** START DATASET **
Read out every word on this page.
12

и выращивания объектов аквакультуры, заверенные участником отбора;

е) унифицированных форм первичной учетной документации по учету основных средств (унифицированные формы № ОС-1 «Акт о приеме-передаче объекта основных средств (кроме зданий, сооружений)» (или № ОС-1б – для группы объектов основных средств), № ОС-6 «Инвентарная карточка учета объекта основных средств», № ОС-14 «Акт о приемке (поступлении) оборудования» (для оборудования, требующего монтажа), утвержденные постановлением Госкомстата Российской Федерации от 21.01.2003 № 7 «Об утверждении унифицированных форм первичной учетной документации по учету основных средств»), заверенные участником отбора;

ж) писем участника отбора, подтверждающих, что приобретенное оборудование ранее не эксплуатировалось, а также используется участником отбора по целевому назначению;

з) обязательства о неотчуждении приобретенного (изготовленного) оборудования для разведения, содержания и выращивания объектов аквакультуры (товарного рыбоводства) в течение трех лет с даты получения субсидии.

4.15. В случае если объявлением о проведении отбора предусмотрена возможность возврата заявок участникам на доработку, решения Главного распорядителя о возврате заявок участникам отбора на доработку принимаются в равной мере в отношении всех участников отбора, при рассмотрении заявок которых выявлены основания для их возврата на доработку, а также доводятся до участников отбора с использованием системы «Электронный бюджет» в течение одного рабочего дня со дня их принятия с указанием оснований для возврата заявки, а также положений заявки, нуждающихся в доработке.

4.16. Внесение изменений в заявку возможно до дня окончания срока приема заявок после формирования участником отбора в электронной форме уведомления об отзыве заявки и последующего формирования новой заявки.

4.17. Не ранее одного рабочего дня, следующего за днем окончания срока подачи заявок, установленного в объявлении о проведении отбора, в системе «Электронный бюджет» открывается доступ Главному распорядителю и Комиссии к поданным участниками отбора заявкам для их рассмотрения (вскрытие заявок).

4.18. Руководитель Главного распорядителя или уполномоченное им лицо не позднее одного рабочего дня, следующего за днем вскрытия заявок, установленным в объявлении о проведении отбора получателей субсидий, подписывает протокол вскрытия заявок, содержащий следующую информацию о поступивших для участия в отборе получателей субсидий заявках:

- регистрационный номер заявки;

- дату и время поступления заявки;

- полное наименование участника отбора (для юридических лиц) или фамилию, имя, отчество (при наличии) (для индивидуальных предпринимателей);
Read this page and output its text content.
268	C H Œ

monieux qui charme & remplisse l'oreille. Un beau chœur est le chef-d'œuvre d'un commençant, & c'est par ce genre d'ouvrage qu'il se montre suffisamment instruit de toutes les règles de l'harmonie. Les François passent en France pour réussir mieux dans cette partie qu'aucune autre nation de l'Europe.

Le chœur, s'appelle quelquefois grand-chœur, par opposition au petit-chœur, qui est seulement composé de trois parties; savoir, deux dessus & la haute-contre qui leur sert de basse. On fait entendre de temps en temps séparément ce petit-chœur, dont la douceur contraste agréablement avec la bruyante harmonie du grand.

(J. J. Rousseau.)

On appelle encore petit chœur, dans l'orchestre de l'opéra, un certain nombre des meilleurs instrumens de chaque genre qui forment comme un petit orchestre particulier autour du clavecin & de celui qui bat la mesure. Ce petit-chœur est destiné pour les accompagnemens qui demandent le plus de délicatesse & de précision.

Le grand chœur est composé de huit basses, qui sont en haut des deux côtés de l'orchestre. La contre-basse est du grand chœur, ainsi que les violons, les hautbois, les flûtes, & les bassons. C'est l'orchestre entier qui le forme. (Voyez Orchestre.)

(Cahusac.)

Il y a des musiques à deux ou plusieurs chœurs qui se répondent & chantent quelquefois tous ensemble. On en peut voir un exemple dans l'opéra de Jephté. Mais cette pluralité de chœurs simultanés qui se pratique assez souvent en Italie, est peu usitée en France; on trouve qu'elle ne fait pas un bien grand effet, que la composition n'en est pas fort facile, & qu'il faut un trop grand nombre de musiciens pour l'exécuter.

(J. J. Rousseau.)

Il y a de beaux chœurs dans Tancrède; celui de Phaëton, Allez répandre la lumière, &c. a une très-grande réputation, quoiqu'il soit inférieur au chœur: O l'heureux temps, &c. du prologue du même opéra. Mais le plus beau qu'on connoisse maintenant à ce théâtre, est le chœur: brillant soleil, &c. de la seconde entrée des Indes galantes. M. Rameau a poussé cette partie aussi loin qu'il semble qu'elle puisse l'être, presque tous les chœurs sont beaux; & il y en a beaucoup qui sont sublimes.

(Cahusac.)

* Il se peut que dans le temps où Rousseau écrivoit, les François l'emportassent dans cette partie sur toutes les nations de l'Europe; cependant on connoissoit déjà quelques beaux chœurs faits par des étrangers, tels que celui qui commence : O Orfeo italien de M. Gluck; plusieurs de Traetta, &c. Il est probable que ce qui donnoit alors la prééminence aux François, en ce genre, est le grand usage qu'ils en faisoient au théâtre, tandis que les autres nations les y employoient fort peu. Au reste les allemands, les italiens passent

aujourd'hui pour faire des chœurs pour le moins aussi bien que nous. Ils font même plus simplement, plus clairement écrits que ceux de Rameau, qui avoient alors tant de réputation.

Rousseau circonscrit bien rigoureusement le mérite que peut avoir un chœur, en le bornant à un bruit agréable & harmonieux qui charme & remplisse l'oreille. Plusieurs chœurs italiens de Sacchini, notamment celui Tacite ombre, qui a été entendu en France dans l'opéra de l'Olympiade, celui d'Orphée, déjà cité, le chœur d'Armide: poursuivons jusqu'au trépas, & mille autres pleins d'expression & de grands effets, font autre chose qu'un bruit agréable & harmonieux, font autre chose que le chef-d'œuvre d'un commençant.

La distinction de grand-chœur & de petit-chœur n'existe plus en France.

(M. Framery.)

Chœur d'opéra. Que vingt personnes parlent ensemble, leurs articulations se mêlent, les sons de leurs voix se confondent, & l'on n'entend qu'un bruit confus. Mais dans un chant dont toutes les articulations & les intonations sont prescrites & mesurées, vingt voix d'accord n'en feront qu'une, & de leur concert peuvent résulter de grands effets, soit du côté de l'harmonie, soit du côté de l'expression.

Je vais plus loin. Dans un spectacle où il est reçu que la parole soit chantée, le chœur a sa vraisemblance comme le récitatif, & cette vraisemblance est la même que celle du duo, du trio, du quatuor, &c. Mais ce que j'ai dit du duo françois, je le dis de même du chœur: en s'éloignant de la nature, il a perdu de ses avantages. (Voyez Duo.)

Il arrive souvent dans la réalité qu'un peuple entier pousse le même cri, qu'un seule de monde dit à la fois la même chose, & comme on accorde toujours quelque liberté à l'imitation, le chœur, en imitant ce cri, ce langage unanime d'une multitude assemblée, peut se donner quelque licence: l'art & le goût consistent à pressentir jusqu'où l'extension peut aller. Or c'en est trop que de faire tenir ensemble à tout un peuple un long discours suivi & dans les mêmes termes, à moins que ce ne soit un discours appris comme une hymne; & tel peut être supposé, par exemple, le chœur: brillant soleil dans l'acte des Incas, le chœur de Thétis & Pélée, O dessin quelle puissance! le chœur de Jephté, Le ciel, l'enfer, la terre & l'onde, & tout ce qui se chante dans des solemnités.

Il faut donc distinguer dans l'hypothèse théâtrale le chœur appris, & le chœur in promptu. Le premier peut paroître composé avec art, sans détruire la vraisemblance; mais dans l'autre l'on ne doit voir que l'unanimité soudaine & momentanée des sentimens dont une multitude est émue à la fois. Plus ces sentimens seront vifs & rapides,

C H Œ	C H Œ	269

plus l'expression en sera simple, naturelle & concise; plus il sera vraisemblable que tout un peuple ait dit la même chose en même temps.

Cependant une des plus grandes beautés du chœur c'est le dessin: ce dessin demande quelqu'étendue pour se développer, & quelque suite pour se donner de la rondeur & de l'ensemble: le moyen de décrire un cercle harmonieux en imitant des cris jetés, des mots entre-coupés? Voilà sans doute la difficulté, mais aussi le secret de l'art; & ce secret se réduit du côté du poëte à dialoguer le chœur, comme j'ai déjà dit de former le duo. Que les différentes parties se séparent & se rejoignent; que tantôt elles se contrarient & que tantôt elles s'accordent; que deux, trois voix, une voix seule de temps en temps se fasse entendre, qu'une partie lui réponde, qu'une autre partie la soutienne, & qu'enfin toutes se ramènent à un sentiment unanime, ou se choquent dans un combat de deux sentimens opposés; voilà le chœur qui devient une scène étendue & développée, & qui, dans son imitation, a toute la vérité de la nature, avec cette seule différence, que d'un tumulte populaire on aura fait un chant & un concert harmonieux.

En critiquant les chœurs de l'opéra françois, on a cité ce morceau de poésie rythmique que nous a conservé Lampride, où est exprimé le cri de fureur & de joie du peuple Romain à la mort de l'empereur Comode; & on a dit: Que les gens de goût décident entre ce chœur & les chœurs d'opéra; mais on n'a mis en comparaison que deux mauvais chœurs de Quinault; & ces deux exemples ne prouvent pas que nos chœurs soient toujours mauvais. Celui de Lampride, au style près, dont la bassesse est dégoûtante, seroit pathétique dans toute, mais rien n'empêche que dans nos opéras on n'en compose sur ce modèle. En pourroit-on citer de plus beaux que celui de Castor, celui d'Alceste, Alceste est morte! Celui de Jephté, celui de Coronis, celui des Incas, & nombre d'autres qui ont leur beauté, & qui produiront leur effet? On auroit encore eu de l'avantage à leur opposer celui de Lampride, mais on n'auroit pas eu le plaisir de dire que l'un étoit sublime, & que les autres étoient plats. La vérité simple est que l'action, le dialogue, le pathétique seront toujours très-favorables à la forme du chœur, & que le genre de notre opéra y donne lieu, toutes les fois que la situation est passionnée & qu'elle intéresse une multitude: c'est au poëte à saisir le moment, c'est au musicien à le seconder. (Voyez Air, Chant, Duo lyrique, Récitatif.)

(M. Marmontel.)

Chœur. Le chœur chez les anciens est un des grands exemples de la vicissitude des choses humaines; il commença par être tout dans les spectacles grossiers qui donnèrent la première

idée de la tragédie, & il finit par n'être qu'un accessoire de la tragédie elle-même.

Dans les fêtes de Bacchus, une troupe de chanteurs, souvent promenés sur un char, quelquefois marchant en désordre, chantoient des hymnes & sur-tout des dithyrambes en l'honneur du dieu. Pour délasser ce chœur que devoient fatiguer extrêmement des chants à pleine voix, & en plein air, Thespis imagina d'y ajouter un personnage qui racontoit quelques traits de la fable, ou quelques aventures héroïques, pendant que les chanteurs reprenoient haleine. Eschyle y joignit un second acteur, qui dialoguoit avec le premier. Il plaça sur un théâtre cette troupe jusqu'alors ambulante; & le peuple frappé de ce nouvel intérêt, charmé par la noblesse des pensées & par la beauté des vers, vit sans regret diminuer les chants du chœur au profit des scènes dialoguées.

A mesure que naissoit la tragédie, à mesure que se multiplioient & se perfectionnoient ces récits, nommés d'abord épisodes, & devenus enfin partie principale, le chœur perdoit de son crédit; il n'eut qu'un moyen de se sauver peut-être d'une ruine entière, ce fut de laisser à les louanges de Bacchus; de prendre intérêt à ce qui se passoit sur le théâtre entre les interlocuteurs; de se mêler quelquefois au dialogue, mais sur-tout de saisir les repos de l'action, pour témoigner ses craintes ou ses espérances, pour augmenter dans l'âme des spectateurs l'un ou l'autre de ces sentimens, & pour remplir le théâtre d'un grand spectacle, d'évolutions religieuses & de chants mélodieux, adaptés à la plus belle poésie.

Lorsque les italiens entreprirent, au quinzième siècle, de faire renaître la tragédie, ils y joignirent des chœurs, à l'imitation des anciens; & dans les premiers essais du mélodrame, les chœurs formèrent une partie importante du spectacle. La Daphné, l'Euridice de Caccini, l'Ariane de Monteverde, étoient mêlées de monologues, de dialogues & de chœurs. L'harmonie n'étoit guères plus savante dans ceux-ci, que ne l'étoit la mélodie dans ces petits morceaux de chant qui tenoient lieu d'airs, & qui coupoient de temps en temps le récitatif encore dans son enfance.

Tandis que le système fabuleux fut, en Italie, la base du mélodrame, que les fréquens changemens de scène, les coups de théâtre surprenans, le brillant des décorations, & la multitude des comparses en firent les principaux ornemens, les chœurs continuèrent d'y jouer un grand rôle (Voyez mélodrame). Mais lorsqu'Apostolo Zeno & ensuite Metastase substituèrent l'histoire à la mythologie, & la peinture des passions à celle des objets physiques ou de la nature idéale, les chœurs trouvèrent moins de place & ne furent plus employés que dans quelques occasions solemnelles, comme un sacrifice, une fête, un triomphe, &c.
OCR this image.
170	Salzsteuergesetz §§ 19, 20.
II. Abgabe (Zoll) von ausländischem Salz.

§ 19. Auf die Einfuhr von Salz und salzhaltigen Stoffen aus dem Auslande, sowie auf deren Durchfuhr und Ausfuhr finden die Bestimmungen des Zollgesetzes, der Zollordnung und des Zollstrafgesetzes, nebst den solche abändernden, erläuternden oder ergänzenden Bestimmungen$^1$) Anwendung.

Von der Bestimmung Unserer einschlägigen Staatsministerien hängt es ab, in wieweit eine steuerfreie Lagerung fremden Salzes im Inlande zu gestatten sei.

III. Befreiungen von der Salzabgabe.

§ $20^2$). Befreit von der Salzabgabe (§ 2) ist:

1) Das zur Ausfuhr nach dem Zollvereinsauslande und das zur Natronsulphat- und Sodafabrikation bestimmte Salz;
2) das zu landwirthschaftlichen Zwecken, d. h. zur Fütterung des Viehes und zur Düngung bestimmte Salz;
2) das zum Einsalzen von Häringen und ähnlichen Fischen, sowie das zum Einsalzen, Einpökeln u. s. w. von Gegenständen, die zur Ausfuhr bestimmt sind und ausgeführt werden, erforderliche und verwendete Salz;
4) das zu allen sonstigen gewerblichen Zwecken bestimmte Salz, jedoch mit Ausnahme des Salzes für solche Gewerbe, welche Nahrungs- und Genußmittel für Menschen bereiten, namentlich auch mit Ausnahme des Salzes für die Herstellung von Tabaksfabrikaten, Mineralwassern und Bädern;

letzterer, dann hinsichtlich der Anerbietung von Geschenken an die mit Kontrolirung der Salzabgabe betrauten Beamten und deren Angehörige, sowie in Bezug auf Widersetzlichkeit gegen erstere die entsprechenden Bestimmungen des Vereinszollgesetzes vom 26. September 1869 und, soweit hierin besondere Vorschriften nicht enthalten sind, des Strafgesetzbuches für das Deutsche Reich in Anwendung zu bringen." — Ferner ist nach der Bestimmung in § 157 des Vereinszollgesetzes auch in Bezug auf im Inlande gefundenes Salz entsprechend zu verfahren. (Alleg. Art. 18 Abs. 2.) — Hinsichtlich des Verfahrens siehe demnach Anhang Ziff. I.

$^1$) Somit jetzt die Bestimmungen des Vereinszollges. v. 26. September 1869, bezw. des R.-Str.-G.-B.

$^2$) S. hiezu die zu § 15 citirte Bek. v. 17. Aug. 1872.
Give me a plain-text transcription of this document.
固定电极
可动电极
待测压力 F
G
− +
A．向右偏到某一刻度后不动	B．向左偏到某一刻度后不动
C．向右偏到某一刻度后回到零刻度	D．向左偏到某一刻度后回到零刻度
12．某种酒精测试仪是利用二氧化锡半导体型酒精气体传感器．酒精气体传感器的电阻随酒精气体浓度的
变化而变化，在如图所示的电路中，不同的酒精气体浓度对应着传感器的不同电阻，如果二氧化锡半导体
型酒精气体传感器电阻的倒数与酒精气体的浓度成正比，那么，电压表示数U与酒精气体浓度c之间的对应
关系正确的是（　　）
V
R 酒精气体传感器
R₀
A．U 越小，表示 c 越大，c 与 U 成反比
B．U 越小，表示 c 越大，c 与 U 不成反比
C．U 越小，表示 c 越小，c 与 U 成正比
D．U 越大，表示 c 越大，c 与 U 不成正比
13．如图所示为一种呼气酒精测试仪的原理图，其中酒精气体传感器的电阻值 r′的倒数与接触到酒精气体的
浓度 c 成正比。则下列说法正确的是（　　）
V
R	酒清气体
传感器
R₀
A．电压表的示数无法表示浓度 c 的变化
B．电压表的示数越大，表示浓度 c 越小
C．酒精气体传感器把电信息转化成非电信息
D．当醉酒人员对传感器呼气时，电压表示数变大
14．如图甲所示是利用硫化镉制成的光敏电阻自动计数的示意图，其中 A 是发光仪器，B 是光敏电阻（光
** END DATASET **
STATED GOAL: What is the number of lines above that hold the string "mélodrame"? Answer with that number alone.

RESPONSE BELOW: 2